### [GIVEN PROBLEM]
Restate the listing that follows word for word, without its pictures.
-- BEGIN EXTRACTED ENTRIES --
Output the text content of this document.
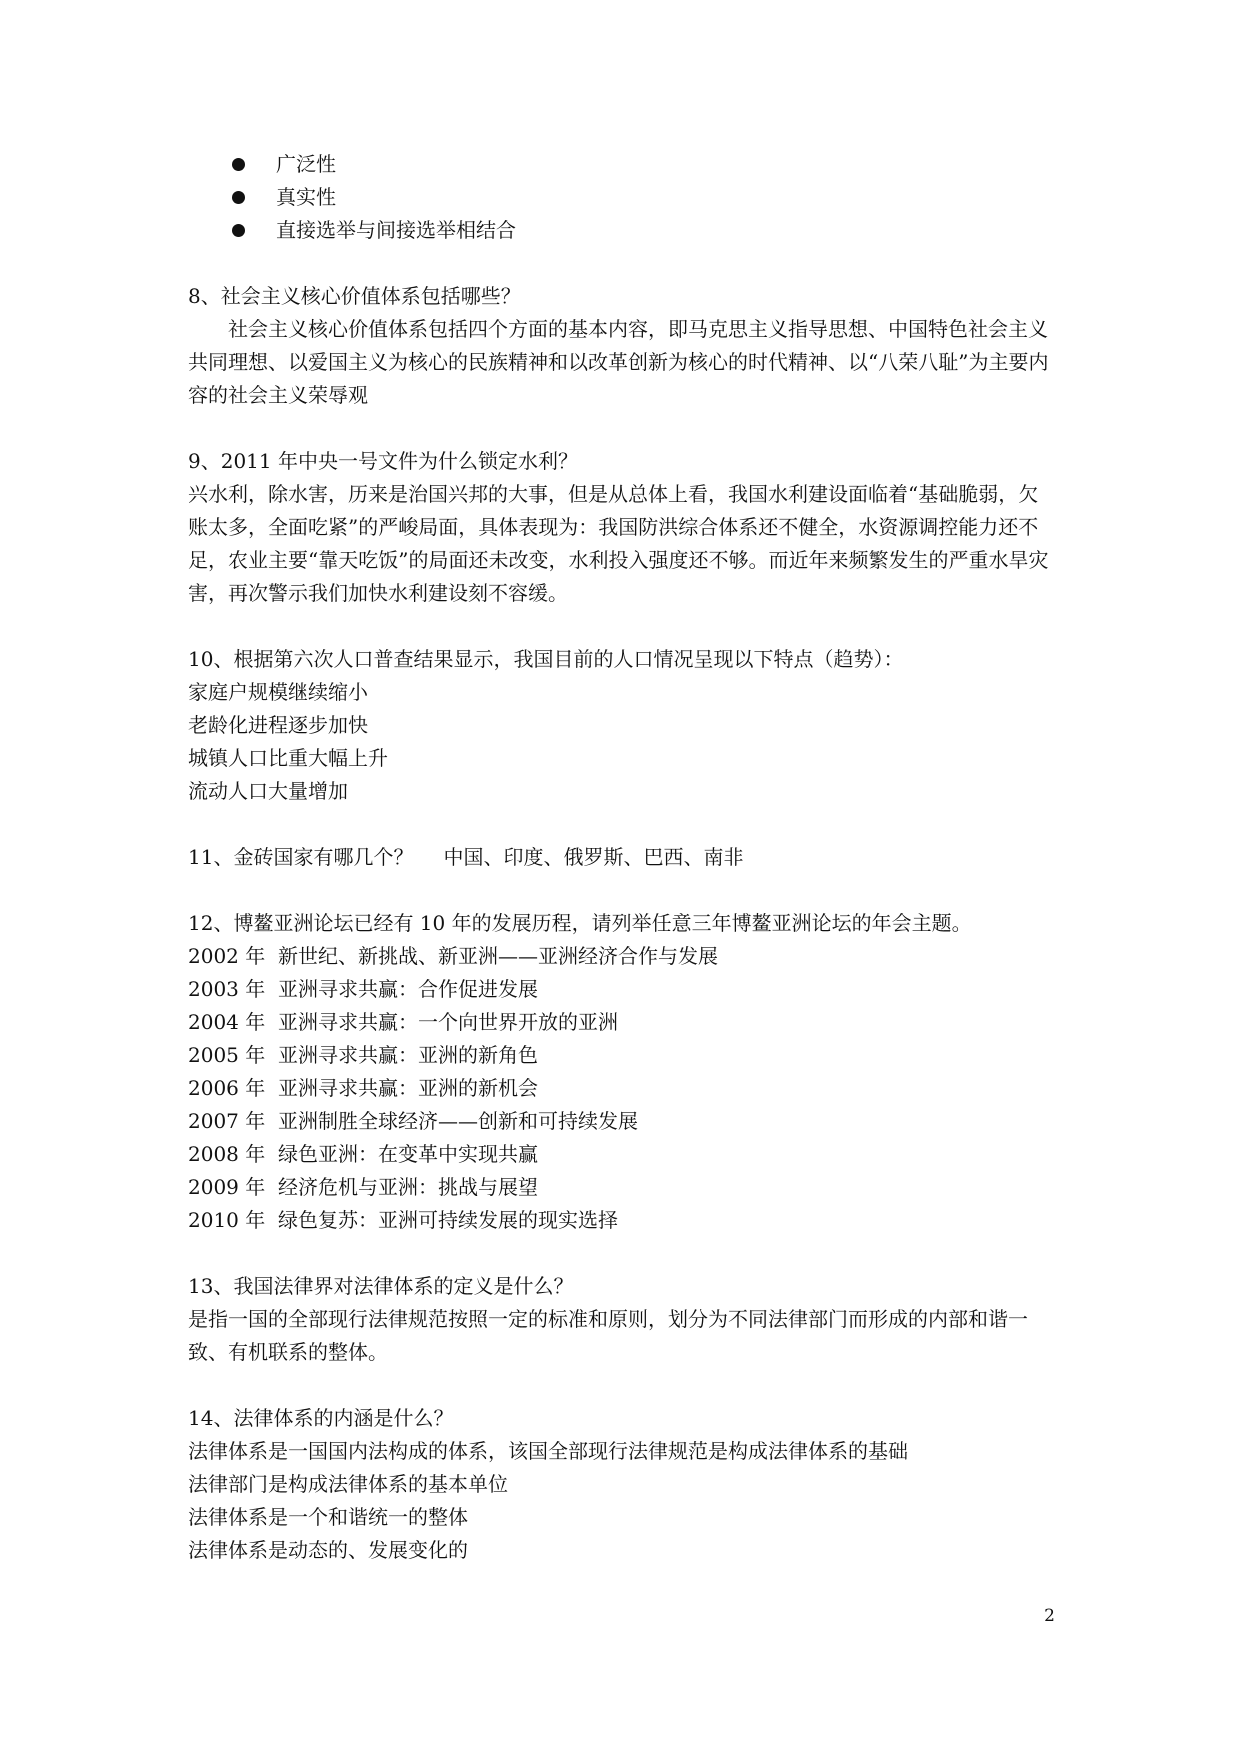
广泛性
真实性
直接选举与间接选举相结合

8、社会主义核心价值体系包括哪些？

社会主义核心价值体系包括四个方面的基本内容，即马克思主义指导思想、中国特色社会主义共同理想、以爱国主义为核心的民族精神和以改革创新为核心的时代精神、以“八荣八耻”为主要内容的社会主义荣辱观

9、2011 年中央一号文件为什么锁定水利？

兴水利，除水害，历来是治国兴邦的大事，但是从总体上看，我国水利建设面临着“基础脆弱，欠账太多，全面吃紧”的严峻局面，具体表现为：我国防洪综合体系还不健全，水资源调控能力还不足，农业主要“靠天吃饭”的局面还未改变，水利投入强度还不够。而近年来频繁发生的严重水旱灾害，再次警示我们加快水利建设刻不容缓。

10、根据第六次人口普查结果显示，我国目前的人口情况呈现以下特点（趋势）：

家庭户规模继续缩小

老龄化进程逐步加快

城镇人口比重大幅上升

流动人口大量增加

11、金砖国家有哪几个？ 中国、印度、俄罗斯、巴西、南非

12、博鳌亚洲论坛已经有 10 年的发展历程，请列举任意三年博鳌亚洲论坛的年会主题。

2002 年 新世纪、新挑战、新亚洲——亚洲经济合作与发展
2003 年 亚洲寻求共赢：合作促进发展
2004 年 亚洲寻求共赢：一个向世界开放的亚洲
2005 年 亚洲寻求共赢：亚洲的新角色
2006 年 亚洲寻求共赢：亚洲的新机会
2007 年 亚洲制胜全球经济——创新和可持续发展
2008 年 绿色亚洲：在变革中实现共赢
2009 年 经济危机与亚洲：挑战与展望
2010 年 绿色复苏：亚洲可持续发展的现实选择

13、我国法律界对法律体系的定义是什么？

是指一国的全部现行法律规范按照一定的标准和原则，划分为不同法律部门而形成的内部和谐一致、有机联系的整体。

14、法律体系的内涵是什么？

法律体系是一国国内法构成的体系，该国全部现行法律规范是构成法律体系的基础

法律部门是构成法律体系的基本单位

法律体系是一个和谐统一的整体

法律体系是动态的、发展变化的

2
-- END EXTRACTED ENTRIES --
### [SOLUTION]
Output the text content of this document.
广泛性
真实性
直接选举与间接选举相结合

8、社会主义核心价值体系包括哪些？

社会主义核心价值体系包括四个方面的基本内容，即马克思主义指导思想、中国特色社会主义共同理想、以爱国主义为核心的民族精神和以改革创新为核心的时代精神、以“八荣八耻”为主要内容的社会主义荣辱观

9、2011 年中央一号文件为什么锁定水利？

兴水利，除水害，历来是治国兴邦的大事，但是从总体上看，我国水利建设面临着“基础脆弱，欠账太多，全面吃紧”的严峻局面，具体表现为：我国防洪综合体系还不健全，水资源调控能力还不足，农业主要“靠天吃饭”的局面还未改变，水利投入强度还不够。而近年来频繁发生的严重水旱灾害，再次警示我们加快水利建设刻不容缓。

10、根据第六次人口普查结果显示，我国目前的人口情况呈现以下特点（趋势）：

家庭户规模继续缩小

老龄化进程逐步加快

城镇人口比重大幅上升

流动人口大量增加

11、金砖国家有哪几个？ 中国、印度、俄罗斯、巴西、南非

12、博鳌亚洲论坛已经有 10 年的发展历程，请列举任意三年博鳌亚洲论坛的年会主题。

2002 年 新世纪、新挑战、新亚洲——亚洲经济合作与发展
2003 年 亚洲寻求共赢：合作促进发展
2004 年 亚洲寻求共赢：一个向世界开放的亚洲
2005 年 亚洲寻求共赢：亚洲的新角色
2006 年 亚洲寻求共赢：亚洲的新机会
2007 年 亚洲制胜全球经济——创新和可持续发展
2008 年 绿色亚洲：在变革中实现共赢
2009 年 经济危机与亚洲：挑战与展望
2010 年 绿色复苏：亚洲可持续发展的现实选择

13、我国法律界对法律体系的定义是什么？

是指一国的全部现行法律规范按照一定的标准和原则，划分为不同法律部门而形成的内部和谐一致、有机联系的整体。

14、法律体系的内涵是什么？

法律体系是一国国内法构成的体系，该国全部现行法律规范是构成法律体系的基础

法律部门是构成法律体系的基本单位

法律体系是一个和谐统一的整体

法律体系是动态的、发展变化的

2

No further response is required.